* Task objective:
Report only how many lines hold the word "commandName".

* Record set:
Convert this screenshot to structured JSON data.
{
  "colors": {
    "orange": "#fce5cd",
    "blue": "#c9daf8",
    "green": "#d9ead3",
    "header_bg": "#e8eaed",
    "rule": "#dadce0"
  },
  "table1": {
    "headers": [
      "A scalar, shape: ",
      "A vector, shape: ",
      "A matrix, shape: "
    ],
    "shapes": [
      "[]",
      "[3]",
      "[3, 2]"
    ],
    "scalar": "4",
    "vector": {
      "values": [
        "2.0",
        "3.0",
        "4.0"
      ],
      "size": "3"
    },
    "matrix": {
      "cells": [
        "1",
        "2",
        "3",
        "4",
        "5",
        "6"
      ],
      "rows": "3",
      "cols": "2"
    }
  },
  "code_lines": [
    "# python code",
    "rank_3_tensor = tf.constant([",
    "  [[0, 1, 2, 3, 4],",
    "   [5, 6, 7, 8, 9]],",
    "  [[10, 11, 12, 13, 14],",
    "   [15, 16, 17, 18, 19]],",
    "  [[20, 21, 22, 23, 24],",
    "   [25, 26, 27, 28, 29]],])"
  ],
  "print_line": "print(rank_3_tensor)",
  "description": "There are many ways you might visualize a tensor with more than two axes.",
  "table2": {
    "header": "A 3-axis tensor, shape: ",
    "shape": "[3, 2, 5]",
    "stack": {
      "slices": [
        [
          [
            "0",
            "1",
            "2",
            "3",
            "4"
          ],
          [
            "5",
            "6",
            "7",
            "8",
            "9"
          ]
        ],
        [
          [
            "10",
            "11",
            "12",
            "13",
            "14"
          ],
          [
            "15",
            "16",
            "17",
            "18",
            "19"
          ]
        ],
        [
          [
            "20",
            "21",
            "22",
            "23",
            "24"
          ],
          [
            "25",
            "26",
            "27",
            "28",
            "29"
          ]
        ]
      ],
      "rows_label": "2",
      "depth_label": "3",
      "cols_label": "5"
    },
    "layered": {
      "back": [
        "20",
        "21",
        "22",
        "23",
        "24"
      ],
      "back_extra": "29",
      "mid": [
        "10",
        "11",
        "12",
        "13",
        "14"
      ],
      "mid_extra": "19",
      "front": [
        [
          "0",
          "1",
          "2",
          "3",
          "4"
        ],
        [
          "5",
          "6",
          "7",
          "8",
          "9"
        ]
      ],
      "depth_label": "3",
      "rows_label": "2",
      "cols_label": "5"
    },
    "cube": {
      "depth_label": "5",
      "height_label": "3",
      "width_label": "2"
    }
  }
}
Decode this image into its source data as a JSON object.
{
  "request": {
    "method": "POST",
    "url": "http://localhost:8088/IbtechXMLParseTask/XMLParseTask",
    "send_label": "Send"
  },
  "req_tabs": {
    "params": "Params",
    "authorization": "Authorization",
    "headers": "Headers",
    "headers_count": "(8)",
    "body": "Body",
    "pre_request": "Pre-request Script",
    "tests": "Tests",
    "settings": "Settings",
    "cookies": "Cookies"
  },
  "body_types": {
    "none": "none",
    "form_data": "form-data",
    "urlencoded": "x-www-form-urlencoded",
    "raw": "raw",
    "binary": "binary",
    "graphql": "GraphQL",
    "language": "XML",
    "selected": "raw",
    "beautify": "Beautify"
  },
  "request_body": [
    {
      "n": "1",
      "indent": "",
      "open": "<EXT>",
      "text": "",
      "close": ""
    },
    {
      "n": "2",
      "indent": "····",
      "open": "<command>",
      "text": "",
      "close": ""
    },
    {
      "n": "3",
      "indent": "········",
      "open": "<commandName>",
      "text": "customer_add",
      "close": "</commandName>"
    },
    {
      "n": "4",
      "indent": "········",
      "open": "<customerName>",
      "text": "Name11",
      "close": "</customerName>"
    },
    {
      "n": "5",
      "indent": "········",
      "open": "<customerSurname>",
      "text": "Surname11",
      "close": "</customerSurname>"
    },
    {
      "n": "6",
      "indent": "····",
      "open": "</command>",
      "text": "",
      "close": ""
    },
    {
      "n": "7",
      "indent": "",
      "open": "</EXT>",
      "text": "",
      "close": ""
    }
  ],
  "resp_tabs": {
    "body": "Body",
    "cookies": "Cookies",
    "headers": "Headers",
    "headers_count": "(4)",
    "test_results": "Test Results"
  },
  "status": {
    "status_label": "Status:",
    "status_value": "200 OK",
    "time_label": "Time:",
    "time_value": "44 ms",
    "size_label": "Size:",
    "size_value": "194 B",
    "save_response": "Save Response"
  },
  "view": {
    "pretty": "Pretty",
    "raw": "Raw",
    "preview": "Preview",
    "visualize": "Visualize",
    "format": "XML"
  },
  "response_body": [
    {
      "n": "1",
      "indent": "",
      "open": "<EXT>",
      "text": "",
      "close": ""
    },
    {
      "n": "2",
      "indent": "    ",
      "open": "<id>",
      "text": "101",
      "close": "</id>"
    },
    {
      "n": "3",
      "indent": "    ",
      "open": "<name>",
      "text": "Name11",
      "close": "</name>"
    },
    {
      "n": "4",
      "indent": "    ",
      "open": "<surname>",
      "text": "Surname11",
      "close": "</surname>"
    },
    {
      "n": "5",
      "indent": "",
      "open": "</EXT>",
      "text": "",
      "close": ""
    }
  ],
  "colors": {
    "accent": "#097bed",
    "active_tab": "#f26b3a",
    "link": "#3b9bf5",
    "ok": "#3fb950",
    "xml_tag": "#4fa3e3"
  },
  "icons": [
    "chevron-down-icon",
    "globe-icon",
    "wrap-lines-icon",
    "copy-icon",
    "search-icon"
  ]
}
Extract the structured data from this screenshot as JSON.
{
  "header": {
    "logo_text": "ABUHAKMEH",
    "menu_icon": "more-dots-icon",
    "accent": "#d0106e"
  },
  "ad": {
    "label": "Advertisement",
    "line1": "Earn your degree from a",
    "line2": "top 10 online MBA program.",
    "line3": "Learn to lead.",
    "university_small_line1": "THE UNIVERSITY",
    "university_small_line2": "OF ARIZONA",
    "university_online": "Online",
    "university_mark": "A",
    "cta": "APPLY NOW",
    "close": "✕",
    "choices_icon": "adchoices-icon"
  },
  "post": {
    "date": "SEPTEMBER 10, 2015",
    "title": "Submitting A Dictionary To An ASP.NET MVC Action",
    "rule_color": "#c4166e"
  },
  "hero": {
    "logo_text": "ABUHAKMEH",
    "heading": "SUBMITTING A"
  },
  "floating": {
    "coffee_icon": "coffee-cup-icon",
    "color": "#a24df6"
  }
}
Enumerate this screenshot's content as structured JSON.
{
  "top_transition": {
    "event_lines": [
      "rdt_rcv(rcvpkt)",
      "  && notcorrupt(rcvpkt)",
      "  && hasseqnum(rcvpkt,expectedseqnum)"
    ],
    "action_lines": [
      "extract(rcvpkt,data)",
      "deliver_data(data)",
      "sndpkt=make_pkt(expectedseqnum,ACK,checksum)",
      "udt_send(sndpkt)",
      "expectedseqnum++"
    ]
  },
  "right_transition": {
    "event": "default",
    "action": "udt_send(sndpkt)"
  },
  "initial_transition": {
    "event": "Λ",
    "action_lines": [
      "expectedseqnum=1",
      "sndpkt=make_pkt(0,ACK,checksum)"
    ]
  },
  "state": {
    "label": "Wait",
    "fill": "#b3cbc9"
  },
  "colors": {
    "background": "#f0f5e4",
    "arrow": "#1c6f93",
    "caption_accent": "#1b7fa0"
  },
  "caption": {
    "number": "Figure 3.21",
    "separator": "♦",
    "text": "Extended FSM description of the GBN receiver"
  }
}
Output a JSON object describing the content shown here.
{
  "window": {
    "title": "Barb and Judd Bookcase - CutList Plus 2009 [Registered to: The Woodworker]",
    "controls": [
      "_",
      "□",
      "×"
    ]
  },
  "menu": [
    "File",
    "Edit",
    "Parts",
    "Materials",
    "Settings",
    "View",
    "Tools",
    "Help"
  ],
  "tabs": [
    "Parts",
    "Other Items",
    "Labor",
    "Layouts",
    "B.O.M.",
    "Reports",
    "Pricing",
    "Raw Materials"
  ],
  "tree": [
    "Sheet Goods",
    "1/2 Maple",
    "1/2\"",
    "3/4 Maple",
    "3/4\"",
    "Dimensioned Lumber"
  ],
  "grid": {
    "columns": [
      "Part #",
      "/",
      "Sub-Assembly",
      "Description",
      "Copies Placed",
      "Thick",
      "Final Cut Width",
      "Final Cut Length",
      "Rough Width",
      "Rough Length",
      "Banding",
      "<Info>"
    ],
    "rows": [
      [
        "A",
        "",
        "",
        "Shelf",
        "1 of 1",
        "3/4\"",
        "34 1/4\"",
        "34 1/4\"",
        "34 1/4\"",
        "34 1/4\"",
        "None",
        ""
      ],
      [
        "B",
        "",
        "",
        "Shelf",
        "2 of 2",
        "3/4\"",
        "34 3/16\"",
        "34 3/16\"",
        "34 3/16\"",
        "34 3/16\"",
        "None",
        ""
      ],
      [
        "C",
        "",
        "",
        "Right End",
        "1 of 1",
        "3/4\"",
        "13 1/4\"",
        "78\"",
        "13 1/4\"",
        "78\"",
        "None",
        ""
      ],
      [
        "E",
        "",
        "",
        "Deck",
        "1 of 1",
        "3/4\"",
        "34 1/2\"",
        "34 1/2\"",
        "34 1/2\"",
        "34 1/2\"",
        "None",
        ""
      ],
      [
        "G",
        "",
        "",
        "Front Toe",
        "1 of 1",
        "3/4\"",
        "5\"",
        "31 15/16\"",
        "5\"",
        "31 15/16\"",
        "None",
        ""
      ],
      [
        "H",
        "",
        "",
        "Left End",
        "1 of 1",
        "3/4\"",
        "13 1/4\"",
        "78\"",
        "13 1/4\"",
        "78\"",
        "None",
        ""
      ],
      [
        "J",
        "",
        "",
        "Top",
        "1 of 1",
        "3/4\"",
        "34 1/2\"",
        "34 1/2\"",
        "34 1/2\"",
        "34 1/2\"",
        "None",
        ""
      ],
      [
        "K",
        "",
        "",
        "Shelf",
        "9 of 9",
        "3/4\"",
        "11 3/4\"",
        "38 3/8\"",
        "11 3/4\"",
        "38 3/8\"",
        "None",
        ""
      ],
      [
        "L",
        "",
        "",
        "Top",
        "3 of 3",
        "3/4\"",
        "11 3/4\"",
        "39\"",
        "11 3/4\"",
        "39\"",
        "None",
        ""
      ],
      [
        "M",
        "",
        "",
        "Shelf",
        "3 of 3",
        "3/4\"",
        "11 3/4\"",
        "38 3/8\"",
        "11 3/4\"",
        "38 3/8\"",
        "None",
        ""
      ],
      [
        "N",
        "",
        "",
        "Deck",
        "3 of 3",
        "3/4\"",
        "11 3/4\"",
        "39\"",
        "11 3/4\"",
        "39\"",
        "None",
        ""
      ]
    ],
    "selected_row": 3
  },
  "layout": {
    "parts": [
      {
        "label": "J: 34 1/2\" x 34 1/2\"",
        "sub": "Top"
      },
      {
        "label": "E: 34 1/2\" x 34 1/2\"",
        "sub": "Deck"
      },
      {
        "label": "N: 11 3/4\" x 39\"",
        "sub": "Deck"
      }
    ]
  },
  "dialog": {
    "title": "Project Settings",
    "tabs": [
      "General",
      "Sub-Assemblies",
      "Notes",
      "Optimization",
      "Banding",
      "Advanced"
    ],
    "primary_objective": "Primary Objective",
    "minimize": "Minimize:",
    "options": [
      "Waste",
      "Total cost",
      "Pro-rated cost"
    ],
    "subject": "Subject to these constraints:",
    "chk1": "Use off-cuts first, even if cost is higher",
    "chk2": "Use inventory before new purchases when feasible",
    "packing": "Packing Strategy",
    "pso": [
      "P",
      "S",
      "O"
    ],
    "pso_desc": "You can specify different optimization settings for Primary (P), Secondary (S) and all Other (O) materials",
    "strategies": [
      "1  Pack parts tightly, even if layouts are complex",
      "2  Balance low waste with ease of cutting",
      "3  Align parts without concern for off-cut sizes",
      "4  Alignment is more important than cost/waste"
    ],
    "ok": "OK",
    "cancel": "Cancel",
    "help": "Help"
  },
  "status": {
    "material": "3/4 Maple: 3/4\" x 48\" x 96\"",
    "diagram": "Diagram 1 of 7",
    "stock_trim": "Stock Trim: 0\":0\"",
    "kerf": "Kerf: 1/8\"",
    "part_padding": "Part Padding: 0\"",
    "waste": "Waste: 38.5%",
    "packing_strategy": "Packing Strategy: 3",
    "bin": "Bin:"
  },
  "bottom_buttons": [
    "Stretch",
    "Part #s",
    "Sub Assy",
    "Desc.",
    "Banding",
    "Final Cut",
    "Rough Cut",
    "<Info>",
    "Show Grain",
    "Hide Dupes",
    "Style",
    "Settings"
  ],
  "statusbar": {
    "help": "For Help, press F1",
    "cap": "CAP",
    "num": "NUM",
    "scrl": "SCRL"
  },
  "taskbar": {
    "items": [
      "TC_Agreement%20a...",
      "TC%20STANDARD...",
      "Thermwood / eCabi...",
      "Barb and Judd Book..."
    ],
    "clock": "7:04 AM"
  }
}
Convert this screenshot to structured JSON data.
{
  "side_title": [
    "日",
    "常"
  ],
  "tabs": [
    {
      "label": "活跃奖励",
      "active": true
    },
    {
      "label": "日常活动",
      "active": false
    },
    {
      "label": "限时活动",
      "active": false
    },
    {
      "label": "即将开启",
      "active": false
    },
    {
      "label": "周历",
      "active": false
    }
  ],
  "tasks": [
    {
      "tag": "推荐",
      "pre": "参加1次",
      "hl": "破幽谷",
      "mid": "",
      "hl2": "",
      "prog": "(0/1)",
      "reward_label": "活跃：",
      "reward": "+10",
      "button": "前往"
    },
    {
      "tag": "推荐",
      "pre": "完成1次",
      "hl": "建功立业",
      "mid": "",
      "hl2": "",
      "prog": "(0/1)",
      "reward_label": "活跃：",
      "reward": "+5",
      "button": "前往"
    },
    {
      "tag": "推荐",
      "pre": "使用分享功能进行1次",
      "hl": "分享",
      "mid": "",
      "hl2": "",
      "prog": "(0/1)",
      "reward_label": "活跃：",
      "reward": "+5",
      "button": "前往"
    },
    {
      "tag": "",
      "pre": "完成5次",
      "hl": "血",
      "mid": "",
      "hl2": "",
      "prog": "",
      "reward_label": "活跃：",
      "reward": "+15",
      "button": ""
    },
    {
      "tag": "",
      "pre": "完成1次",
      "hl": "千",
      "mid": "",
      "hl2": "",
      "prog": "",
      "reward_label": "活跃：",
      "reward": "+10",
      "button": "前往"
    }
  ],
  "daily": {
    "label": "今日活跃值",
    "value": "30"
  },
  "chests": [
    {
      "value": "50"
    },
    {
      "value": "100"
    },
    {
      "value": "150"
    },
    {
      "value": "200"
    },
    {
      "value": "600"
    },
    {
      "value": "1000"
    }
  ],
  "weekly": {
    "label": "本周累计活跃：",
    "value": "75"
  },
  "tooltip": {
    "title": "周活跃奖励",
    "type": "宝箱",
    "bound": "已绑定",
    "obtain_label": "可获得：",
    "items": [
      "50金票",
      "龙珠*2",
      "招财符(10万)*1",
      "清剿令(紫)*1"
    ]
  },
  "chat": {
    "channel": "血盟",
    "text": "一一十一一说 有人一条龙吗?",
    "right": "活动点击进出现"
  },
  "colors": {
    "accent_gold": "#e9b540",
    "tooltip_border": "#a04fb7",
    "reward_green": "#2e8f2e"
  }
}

* Answer for the task:
2